• _Task instructions_
Locate and copy all lines bearing the word "that".

• _Supplied material_
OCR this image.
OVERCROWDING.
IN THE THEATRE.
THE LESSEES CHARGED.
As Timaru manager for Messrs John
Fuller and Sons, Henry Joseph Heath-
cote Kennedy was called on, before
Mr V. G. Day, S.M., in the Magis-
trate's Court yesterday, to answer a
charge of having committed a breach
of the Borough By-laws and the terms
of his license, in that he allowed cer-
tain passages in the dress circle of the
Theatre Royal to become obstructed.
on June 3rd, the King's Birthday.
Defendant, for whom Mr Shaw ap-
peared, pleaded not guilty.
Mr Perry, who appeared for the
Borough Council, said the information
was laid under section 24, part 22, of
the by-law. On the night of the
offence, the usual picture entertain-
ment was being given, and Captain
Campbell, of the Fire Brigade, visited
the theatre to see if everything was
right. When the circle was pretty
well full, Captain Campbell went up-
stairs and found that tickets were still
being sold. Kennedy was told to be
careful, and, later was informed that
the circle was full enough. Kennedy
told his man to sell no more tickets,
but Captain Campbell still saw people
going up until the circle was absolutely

• _Answer for the task_
of his license, in that he allowed cer-
stairs and found that tickets were still
careful, and, later was informed that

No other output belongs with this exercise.